Aim of the task: Reproduce every line of the data below verbatim, keeping each character, space, and line break unchanged.
····················
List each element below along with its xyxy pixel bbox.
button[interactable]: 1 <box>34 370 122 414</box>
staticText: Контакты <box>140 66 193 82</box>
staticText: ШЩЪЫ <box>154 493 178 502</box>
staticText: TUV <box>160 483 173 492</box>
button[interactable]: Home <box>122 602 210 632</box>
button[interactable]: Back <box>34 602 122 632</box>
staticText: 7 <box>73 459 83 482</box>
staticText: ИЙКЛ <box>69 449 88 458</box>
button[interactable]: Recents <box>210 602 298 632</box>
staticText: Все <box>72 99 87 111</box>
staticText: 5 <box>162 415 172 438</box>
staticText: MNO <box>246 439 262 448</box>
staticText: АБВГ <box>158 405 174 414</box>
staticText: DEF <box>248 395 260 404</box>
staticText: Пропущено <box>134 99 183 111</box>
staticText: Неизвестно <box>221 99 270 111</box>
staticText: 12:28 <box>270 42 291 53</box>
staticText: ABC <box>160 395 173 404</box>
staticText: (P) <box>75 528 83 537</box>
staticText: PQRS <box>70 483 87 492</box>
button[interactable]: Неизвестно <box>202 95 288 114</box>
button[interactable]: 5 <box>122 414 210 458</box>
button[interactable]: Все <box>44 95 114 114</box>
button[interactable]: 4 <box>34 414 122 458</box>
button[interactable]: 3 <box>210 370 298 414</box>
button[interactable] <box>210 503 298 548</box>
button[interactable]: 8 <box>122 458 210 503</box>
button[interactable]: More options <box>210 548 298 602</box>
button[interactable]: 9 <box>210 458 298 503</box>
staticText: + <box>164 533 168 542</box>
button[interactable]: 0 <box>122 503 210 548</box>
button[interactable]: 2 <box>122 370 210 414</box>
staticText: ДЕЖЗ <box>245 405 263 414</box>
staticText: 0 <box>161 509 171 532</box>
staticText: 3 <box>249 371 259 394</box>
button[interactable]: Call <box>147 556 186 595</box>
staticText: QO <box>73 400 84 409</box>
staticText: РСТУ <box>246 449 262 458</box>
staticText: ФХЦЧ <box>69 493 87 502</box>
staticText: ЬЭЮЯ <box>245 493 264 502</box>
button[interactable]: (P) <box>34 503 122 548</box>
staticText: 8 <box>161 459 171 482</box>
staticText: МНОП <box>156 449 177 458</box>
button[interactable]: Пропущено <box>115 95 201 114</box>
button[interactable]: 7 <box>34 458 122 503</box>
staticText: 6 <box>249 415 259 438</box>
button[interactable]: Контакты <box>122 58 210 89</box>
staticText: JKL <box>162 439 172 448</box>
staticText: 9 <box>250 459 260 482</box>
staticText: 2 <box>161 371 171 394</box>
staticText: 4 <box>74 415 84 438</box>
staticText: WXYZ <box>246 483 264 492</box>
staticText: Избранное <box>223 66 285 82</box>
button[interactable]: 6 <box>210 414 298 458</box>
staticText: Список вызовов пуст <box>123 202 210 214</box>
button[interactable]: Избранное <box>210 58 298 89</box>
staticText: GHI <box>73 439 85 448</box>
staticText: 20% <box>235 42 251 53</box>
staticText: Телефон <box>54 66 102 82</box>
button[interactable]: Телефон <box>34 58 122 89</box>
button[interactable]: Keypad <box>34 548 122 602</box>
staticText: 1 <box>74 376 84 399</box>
····················
Answer to the problem:
List each element below along with its xyxy pixel bbox.
button[interactable]: 1 <box>34 370 122 414</box>
staticText: Контакты <box>140 66 193 82</box>
staticText: ШЩЪЫ <box>154 493 178 502</box>
staticText: TUV <box>160 483 173 492</box>
button[interactable]: Home <box>122 602 210 632</box>
button[interactable]: Back <box>34 602 122 632</box>
staticText: 7 <box>73 459 83 482</box>
staticText: ИЙКЛ <box>69 449 88 458</box>
button[interactable]: Recents <box>210 602 298 632</box>
staticText: Все <box>72 99 87 111</box>
staticText: 5 <box>162 415 172 438</box>
staticText: MNO <box>246 439 262 448</box>
staticText: АБВГ <box>158 405 174 414</box>
staticText: DEF <box>248 395 260 404</box>
staticText: Пропущено <box>134 99 183 111</box>
staticText: Неизвестно <box>221 99 270 111</box>
staticText: 12:28 <box>270 42 291 53</box>
staticText: ABC <box>160 395 173 404</box>
staticText: (P) <box>75 528 83 537</box>
staticText: PQRS <box>70 483 87 492</box>
button[interactable]: Неизвестно <box>202 95 288 114</box>
button[interactable]: 5 <box>122 414 210 458</box>
button[interactable]: Все <box>44 95 114 114</box>
button[interactable]: 4 <box>34 414 122 458</box>
button[interactable]: 3 <box>210 370 298 414</box>
button[interactable] <box>210 503 298 548</box>
button[interactable]: 8 <box>122 458 210 503</box>
button[interactable]: More options <box>210 548 298 602</box>
button[interactable]: 9 <box>210 458 298 503</box>
staticText: + <box>164 533 168 542</box>
button[interactable]: 0 <box>122 503 210 548</box>
button[interactable]: 2 <box>122 370 210 414</box>
staticText: ДЕЖЗ <box>245 405 263 414</box>
staticText: 0 <box>161 509 171 532</box>
staticText: 3 <box>249 371 259 394</box>
button[interactable]: Call <box>147 556 186 595</box>
staticText: QO <box>73 400 84 409</box>
staticText: РСТУ <box>246 449 262 458</box>
staticText: ФХЦЧ <box>69 493 87 502</box>
staticText: ЬЭЮЯ <box>245 493 264 502</box>
button[interactable]: (P) <box>34 503 122 548</box>
staticText: 8 <box>161 459 171 482</box>
staticText: МНОП <box>156 449 177 458</box>
button[interactable]: Пропущено <box>115 95 201 114</box>
button[interactable]: 7 <box>34 458 122 503</box>
staticText: 6 <box>249 415 259 438</box>
button[interactable]: Контакты <box>122 58 210 89</box>
staticText: JKL <box>162 439 172 448</box>
staticText: 9 <box>250 459 260 482</box>
staticText: 2 <box>161 371 171 394</box>
staticText: 4 <box>74 415 84 438</box>
staticText: WXYZ <box>246 483 264 492</box>
staticText: Избранное <box>223 66 285 82</box>
button[interactable]: 6 <box>210 414 298 458</box>
staticText: Список вызовов пуст <box>123 202 210 214</box>
button[interactable]: Избранное <box>210 58 298 89</box>
staticText: GHI <box>73 439 85 448</box>
staticText: 20% <box>235 42 251 53</box>
staticText: Телефон <box>54 66 102 82</box>
button[interactable]: Телефон <box>34 58 122 89</box>
button[interactable]: Keypad <box>34 548 122 602</box>
staticText: 1 <box>74 376 84 399</box>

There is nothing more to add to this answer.